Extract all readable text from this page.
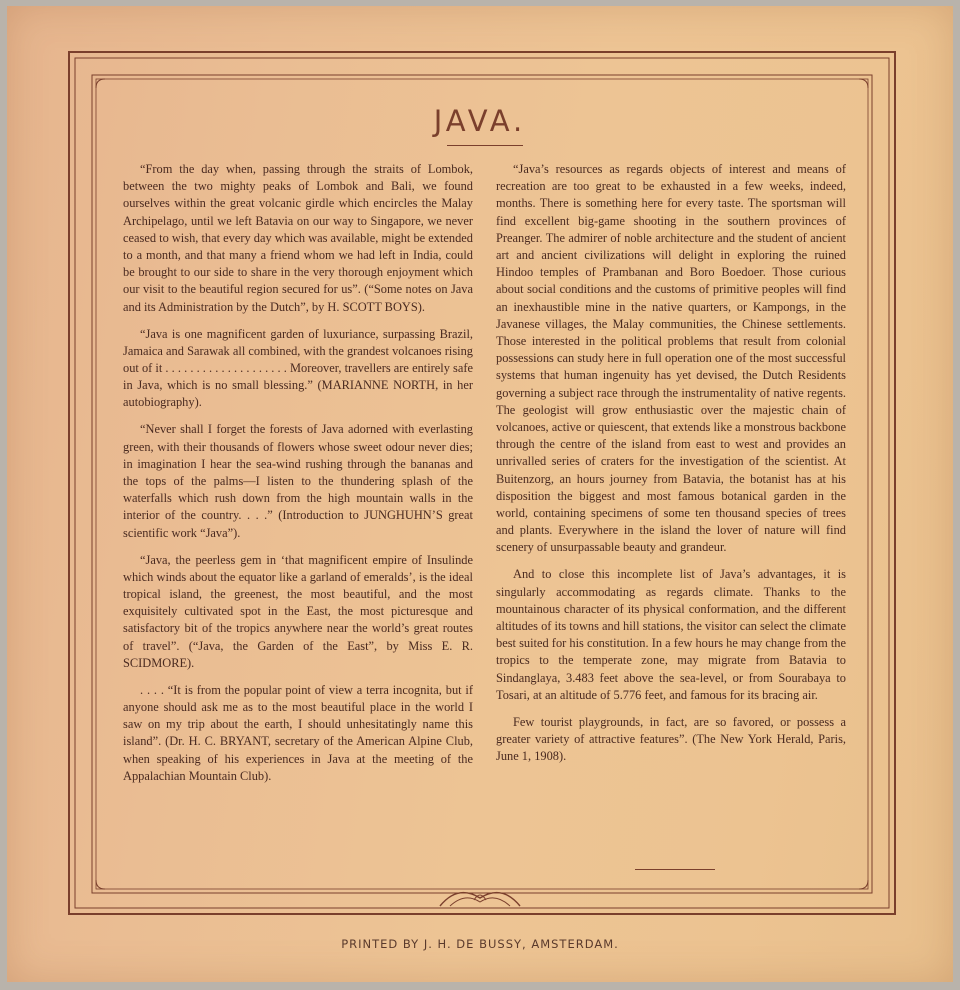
JAVA.

“From the day when, passing through the straits of Lombok, between the two mighty peaks of Lombok and Bali, we found ourselves within the great volcanic girdle which encircles the Malay Archipelago, until we left Batavia on our way to Singapore, we never ceased to wish, that every day which was available, might be extended to a month, and that many a friend whom we had left in India, could be brought to our side to share in the very thorough enjoyment which our visit to the beautiful region secured for us”. (“Some notes on Java and its Administration by the Dutch”, by H. SCOTT BOYS).

“Java is one magnificent garden of luxuriance, surpassing Brazil, Jamaica and Sarawak all combined, with the grandest volcanoes rising out of it . . . . . . . . . . . . . . . . . . . . Moreover, travellers are entirely safe in Java, which is no small blessing.” (MARIANNE NORTH, in her autobiography).

“Never shall I forget the forests of Java adorned with everlasting green, with their thousands of flowers whose sweet odour never dies; in imagination I hear the sea-wind rushing through the bananas and the tops of the palms—I listen to the thundering splash of the waterfalls which rush down from the high mountain walls in the interior of the country. . . .” (Introduction to JUNGHUHN’S great scientific work “Java”).

“Java, the peerless gem in ‘that magnificent empire of Insulinde which winds about the equator like a garland of emeralds’, is the ideal tropical island, the greenest, the most beautiful, and the most exquisitely cultivated spot in the East, the most picturesque and satisfactory bit of the tropics anywhere near the world’s great routes of travel”. (“Java, the Garden of the East”, by Miss E. R. SCIDMORE).

. . . . “It is from the popular point of view a terra incognita, but if anyone should ask me as to the most beautiful place in the world I saw on my trip about the earth, I should unhesitatingly name this island”. (Dr. H. C. BRYANT, secretary of the American Alpine Club, when speaking of his experiences in Java at the meeting of the Appalachian Mountain Club).

“Java’s resources as regards objects of interest and means of recreation are too great to be exhausted in a few weeks, indeed, months. There is something here for every taste. The sportsman will find excellent big-game shooting in the southern provinces of Preanger. The admirer of noble architecture and the student of ancient art and ancient civilizations will delight in exploring the ruined Hindoo temples of Prambanan and Boro Boedoer. Those curious about social conditions and the customs of primitive peoples will find an inexhaustible mine in the native quarters, or Kampongs, in the Javanese villages, the Malay communities, the Chinese settlements. Those interested in the political problems that result from colonial possessions can study here in full operation one of the most successful systems that human ingenuity has yet devised, the Dutch Residents governing a subject race through the instrumentality of native regents. The geologist will grow enthusiastic over the majestic chain of volcanoes, active or quiescent, that extends like a monstrous backbone through the centre of the island from east to west and provides an unrivalled series of craters for the investigation of the scientist. At Buitenzorg, an hours journey from Batavia, the botanist has at his disposition the biggest and most famous botanical garden in the world, containing specimens of some ten thousand species of trees and plants. Everywhere in the island the lover of nature will find scenery of unsurpassable beauty and grandeur.

And to close this incomplete list of Java’s advantages, it is singularly accommodating as regards climate. Thanks to the mountainous character of its physical conformation, and the different altitudes of its towns and hill stations, the visitor can select the climate best suited for his constitution. In a few hours he may change from the tropics to the temperate zone, may migrate from Batavia to Sindanglaya, 3.483 feet above the sea-level, or from Sourabaya to Tosari, at an altitude of 5.776 feet, and famous for its bracing air.

Few tourist playgrounds, in fact, are so favored, or possess a greater variety of attractive features”. (The New York Herald, Paris, June 1, 1908).

PRINTED BY J. H. DE BUSSY, AMSTERDAM.
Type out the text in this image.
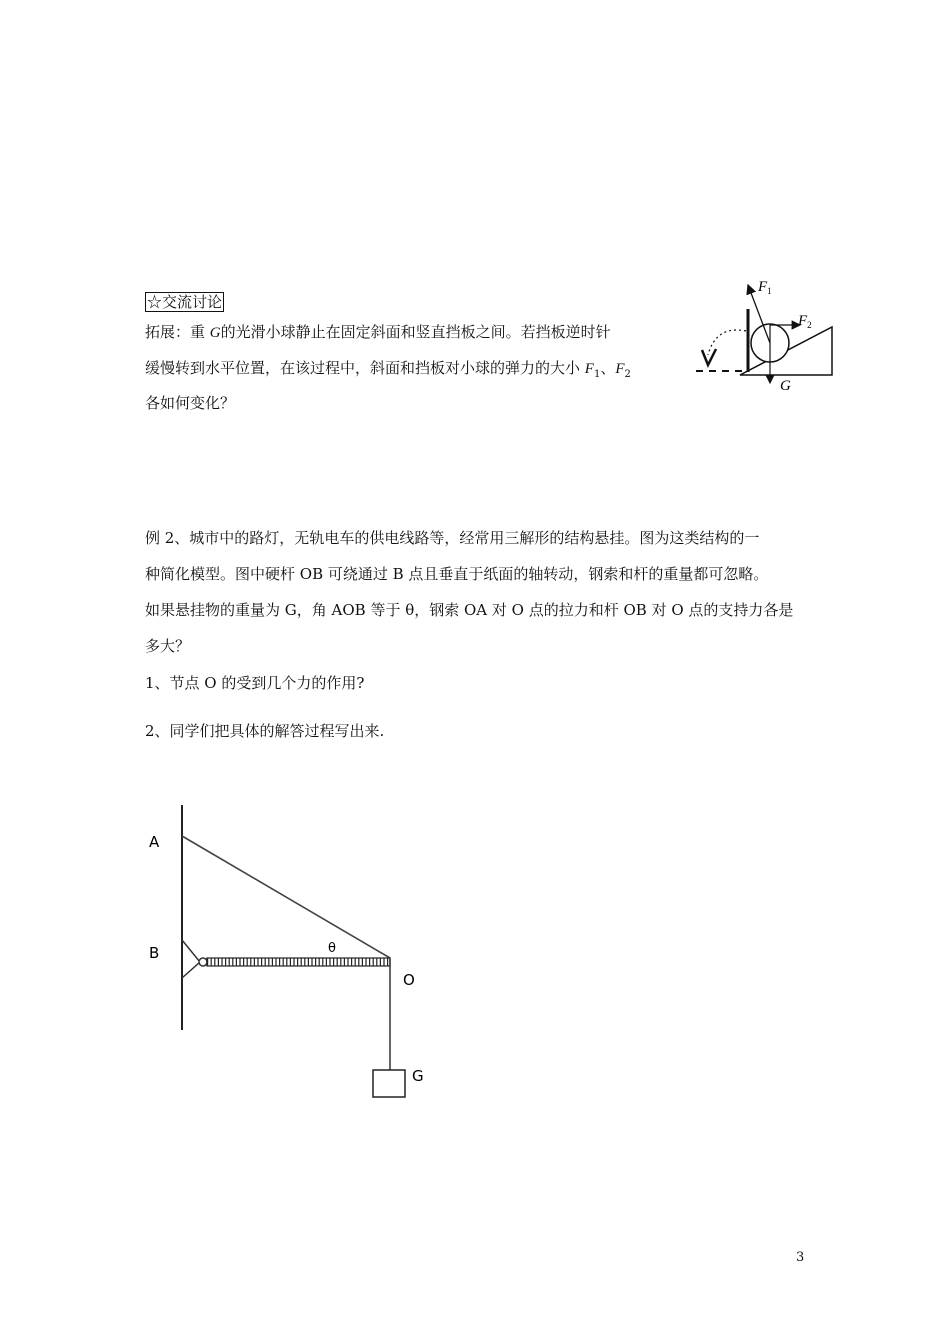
☆交流讨论
拓展：重 G的光滑小球静止在固定斜面和竖直挡板之间。若挡板逆时针
缓慢转到水平位置，在该过程中，斜面和挡板对小球的弹力的大小 $F_1$、$F_2$
各如何变化？
$F_1$
$F_2$
G
例 2、城市中的路灯，无轨电车的供电线路等，经常用三解形的结构悬挂。图为这类结构的一
种简化模型。图中硬杆 OB 可绕通过 B 点且垂直于纸面的轴转动，钢索和杆的重量都可忽略。
如果悬挂物的重量为 G，角 AOB 等于 θ，钢索 OA 对 O 点的拉力和杆 OB 对 O 点的支持力各是
多大？
1、节点 O 的受到几个力的作用?
2、同学们把具体的解答过程写出来.
A
B
O
G
θ
3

● **Short problem**: The required output is the number of lines containing the word "text", and nothing besides.

● **Answer to this task**: 2